[Layout records]

------------

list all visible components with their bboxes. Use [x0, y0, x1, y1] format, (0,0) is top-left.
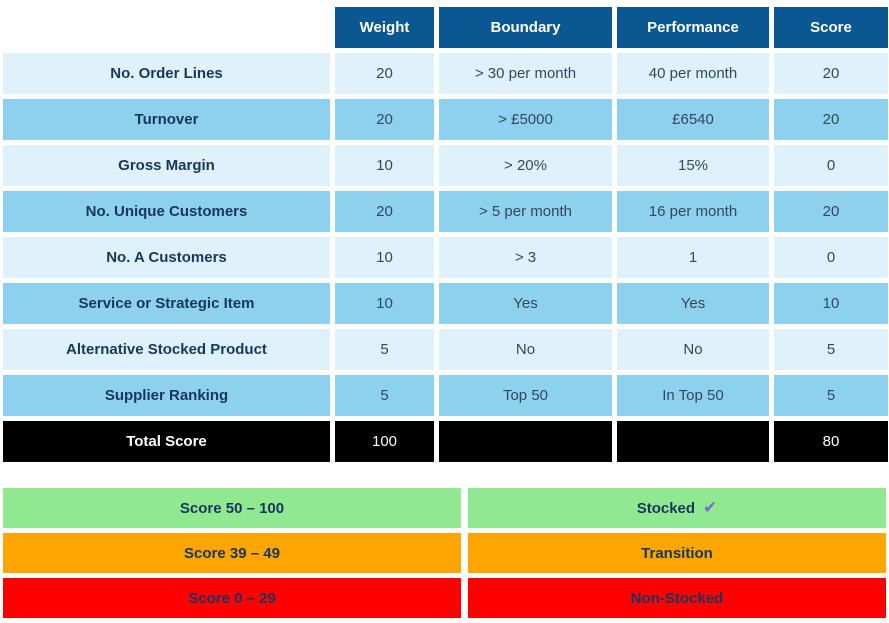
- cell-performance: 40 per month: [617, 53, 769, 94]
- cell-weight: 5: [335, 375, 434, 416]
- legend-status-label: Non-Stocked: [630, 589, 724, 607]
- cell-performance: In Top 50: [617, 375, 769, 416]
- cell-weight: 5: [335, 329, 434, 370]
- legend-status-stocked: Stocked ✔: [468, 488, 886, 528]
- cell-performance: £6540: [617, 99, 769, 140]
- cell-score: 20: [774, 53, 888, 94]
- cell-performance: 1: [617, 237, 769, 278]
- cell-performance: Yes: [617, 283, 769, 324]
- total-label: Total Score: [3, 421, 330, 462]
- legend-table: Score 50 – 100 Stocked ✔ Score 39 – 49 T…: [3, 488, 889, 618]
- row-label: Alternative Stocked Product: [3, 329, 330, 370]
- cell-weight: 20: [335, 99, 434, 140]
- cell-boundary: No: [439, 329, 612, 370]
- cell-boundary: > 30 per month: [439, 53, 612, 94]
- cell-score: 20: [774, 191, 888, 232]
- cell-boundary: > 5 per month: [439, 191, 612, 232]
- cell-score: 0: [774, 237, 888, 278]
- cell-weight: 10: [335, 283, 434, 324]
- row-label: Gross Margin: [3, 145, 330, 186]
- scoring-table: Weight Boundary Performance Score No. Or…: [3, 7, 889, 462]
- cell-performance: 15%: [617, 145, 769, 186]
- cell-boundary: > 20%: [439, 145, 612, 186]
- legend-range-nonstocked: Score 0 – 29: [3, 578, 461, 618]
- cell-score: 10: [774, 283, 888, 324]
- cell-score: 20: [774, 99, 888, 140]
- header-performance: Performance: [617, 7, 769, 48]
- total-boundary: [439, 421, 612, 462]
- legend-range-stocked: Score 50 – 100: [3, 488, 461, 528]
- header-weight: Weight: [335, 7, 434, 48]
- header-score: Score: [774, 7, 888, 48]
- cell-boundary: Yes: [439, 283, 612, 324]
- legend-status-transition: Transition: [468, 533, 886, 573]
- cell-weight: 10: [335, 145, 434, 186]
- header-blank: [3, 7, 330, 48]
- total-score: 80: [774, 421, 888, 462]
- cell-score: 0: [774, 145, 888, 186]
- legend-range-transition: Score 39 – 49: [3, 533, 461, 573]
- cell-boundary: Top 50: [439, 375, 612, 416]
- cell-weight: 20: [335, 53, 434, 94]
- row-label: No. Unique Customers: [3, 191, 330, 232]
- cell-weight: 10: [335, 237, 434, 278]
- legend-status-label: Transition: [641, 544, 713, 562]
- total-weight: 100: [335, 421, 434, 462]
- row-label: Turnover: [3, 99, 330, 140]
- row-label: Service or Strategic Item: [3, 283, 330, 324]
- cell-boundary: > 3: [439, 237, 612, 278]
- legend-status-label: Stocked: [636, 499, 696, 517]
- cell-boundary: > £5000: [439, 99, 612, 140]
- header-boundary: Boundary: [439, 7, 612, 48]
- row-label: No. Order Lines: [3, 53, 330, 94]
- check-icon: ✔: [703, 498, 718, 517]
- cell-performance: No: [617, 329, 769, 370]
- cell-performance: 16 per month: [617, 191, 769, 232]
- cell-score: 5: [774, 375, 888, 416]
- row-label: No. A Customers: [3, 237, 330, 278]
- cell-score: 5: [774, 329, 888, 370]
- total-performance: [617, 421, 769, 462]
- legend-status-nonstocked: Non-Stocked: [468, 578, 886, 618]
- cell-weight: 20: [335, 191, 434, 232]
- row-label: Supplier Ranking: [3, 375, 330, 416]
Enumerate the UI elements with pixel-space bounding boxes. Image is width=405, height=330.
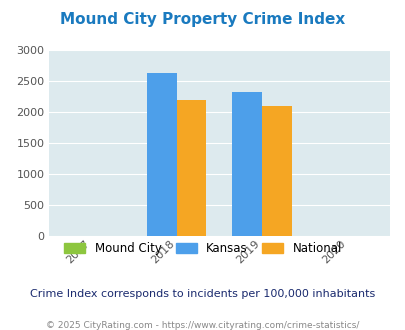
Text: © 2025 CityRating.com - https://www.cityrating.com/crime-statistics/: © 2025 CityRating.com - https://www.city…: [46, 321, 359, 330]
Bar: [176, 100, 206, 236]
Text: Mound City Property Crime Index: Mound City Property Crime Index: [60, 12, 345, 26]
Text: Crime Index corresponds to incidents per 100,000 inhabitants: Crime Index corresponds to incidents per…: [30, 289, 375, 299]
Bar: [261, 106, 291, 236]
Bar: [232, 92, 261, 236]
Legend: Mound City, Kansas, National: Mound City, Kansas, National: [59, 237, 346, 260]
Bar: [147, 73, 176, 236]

------------

▶ REQUIRED WORK
Edit the part that begins with the line containing "Text: © 2025" and runs through the end of the records, replacing "inhabitants" with "residents" and leaving every other character unchanged.

▶ TASK SOLUTION
Text: © 2025 CityRating.com - https://www.cityrating.com/crime-statistics/: © 2025 CityRating.com - https://www.city…: [46, 321, 359, 330]
Bar: [176, 100, 206, 236]
Text: Mound City Property Crime Index: Mound City Property Crime Index: [60, 12, 345, 26]
Text: Crime Index corresponds to incidents per 100,000 residents: Crime Index corresponds to incidents per…: [30, 289, 375, 299]
Bar: [261, 106, 291, 236]
Bar: [232, 92, 261, 236]
Legend: Mound City, Kansas, National: Mound City, Kansas, National: [59, 237, 346, 260]
Bar: [147, 73, 176, 236]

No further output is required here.